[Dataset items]
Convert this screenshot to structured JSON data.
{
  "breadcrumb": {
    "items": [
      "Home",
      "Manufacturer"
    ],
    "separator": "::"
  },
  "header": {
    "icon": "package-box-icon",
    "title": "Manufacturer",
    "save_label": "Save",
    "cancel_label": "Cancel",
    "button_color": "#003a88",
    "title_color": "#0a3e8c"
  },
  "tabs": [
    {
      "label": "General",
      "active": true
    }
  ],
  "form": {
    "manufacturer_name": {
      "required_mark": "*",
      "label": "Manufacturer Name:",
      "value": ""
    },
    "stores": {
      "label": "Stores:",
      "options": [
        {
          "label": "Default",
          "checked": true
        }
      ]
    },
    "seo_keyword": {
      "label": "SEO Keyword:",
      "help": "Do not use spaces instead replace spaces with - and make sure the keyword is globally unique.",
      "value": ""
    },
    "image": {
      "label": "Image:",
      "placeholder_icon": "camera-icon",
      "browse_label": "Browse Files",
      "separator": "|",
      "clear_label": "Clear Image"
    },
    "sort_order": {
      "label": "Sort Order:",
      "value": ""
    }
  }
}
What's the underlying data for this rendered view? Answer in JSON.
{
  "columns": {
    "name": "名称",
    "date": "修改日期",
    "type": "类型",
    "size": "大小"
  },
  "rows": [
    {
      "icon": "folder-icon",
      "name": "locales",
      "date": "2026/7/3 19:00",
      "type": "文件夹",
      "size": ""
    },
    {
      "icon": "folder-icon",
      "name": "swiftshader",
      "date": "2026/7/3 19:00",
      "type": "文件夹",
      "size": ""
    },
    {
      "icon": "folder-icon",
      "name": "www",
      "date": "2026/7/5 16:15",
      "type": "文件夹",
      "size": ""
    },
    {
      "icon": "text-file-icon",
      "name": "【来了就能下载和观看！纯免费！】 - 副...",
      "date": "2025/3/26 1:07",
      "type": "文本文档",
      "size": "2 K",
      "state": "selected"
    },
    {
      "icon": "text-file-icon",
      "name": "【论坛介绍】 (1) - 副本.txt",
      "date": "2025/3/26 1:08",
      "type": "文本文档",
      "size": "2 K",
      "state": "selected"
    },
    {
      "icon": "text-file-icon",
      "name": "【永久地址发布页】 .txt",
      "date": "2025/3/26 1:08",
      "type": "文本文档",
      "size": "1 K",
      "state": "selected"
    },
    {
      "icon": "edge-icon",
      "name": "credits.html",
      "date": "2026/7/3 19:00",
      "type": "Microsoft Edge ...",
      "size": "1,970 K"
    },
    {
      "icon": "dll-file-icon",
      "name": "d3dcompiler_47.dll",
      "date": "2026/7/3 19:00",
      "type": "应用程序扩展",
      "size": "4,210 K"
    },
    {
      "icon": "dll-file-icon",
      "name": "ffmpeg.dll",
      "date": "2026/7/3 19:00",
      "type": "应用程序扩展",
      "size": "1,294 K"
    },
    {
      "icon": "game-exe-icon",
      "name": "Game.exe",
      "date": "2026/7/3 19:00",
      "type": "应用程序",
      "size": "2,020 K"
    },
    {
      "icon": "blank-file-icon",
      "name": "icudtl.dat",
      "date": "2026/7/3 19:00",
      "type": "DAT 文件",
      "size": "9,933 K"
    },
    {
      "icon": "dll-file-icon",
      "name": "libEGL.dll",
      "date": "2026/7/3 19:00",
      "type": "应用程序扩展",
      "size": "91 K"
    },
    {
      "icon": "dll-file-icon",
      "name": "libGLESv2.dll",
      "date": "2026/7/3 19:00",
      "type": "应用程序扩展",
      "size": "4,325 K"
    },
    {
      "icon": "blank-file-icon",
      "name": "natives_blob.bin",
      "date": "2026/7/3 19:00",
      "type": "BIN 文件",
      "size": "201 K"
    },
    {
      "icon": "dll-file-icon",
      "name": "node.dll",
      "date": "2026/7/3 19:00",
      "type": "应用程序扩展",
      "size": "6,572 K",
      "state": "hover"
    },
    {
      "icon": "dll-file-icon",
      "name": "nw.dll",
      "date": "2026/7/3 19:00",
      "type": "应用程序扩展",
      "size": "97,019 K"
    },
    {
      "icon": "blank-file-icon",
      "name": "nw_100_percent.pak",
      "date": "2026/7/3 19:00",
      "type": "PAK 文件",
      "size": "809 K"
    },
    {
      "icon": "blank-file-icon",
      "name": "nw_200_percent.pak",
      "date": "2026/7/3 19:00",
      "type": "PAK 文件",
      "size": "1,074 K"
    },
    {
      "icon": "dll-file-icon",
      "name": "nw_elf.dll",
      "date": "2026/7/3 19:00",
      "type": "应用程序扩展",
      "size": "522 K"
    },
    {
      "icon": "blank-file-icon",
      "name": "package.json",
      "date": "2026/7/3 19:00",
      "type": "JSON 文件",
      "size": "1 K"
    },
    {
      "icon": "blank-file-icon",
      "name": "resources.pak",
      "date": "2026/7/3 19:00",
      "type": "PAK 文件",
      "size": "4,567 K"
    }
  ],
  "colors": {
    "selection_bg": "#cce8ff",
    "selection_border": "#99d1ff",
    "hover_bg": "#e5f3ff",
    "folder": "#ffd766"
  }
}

* [WHAT NEEDS TO BE DONE] All records above must be set down exactly, please.

* [THE COMPLETED TASK]
Convert this screenshot to structured JSON data.
{
  "breadcrumb": {
    "items": [
      "Home",
      "Manufacturer"
    ],
    "separator": "::"
  },
  "header": {
    "icon": "package-box-icon",
    "title": "Manufacturer",
    "save_label": "Save",
    "cancel_label": "Cancel",
    "button_color": "#003a88",
    "title_color": "#0a3e8c"
  },
  "tabs": [
    {
      "label": "General",
      "active": true
    }
  ],
  "form": {
    "manufacturer_name": {
      "required_mark": "*",
      "label": "Manufacturer Name:",
      "value": ""
    },
    "stores": {
      "label": "Stores:",
      "options": [
        {
          "label": "Default",
          "checked": true
        }
      ]
    },
    "seo_keyword": {
      "label": "SEO Keyword:",
      "help": "Do not use spaces instead replace spaces with - and make sure the keyword is globally unique.",
      "value": ""
    },
    "image": {
      "label": "Image:",
      "placeholder_icon": "camera-icon",
      "browse_label": "Browse Files",
      "separator": "|",
      "clear_label": "Clear Image"
    },
    "sort_order": {
      "label": "Sort Order:",
      "value": ""
    }
  }
}
What's the underlying data for this rendered view? Answer in JSON.
{
  "columns": {
    "name": "名称",
    "date": "修改日期",
    "type": "类型",
    "size": "大小"
  },
  "rows": [
    {
      "icon": "folder-icon",
      "name": "locales",
      "date": "2026/7/3 19:00",
      "type": "文件夹",
      "size": ""
    },
    {
      "icon": "folder-icon",
      "name": "swiftshader",
      "date": "2026/7/3 19:00",
      "type": "文件夹",
      "size": ""
    },
    {
      "icon": "folder-icon",
      "name": "www",
      "date": "2026/7/5 16:15",
      "type": "文件夹",
      "size": ""
    },
    {
      "icon": "text-file-icon",
      "name": "【来了就能下载和观看！纯免费！】 - 副...",
      "date": "2025/3/26 1:07",
      "type": "文本文档",
      "size": "2 K",
      "state": "selected"
    },
    {
      "icon": "text-file-icon",
      "name": "【论坛介绍】 (1) - 副本.txt",
      "date": "2025/3/26 1:08",
      "type": "文本文档",
      "size": "2 K",
      "state": "selected"
    },
    {
      "icon": "text-file-icon",
      "name": "【永久地址发布页】 .txt",
      "date": "2025/3/26 1:08",
      "type": "文本文档",
      "size": "1 K",
      "state": "selected"
    },
    {
      "icon": "edge-icon",
      "name": "credits.html",
      "date": "2026/7/3 19:00",
      "type": "Microsoft Edge ...",
      "size": "1,970 K"
    },
    {
      "icon": "dll-file-icon",
      "name": "d3dcompiler_47.dll",
      "date": "2026/7/3 19:00",
      "type": "应用程序扩展",
      "size": "4,210 K"
    },
    {
      "icon": "dll-file-icon",
      "name": "ffmpeg.dll",
      "date": "2026/7/3 19:00",
      "type": "应用程序扩展",
      "size": "1,294 K"
    },
    {
      "icon": "game-exe-icon",
      "name": "Game.exe",
      "date": "2026/7/3 19:00",
      "type": "应用程序",
      "size": "2,020 K"
    },
    {
      "icon": "blank-file-icon",
      "name": "icudtl.dat",
      "date": "2026/7/3 19:00",
      "type": "DAT 文件",
      "size": "9,933 K"
    },
    {
      "icon": "dll-file-icon",
      "name": "libEGL.dll",
      "date": "2026/7/3 19:00",
      "type": "应用程序扩展",
      "size": "91 K"
    },
    {
      "icon": "dll-file-icon",
      "name": "libGLESv2.dll",
      "date": "2026/7/3 19:00",
      "type": "应用程序扩展",
      "size": "4,325 K"
    },
    {
      "icon": "blank-file-icon",
      "name": "natives_blob.bin",
      "date": "2026/7/3 19:00",
      "type": "BIN 文件",
      "size": "201 K"
    },
    {
      "icon": "dll-file-icon",
      "name": "node.dll",
      "date": "2026/7/3 19:00",
      "type": "应用程序扩展",
      "size": "6,572 K",
      "state": "hover"
    },
    {
      "icon": "dll-file-icon",
      "name": "nw.dll",
      "date": "2026/7/3 19:00",
      "type": "应用程序扩展",
      "size": "97,019 K"
    },
    {
      "icon": "blank-file-icon",
      "name": "nw_100_percent.pak",
      "date": "2026/7/3 19:00",
      "type": "PAK 文件",
      "size": "809 K"
    },
    {
      "icon": "blank-file-icon",
      "name": "nw_200_percent.pak",
      "date": "2026/7/3 19:00",
      "type": "PAK 文件",
      "size": "1,074 K"
    },
    {
      "icon": "dll-file-icon",
      "name": "nw_elf.dll",
      "date": "2026/7/3 19:00",
      "type": "应用程序扩展",
      "size": "522 K"
    },
    {
      "icon": "blank-file-icon",
      "name": "package.json",
      "date": "2026/7/3 19:00",
      "type": "JSON 文件",
      "size": "1 K"
    },
    {
      "icon": "blank-file-icon",
      "name": "resources.pak",
      "date": "2026/7/3 19:00",
      "type": "PAK 文件",
      "size": "4,567 K"
    }
  ],
  "colors": {
    "selection_bg": "#cce8ff",
    "selection_border": "#99d1ff",
    "hover_bg": "#e5f3ff",
    "folder": "#ffd766"
  }
}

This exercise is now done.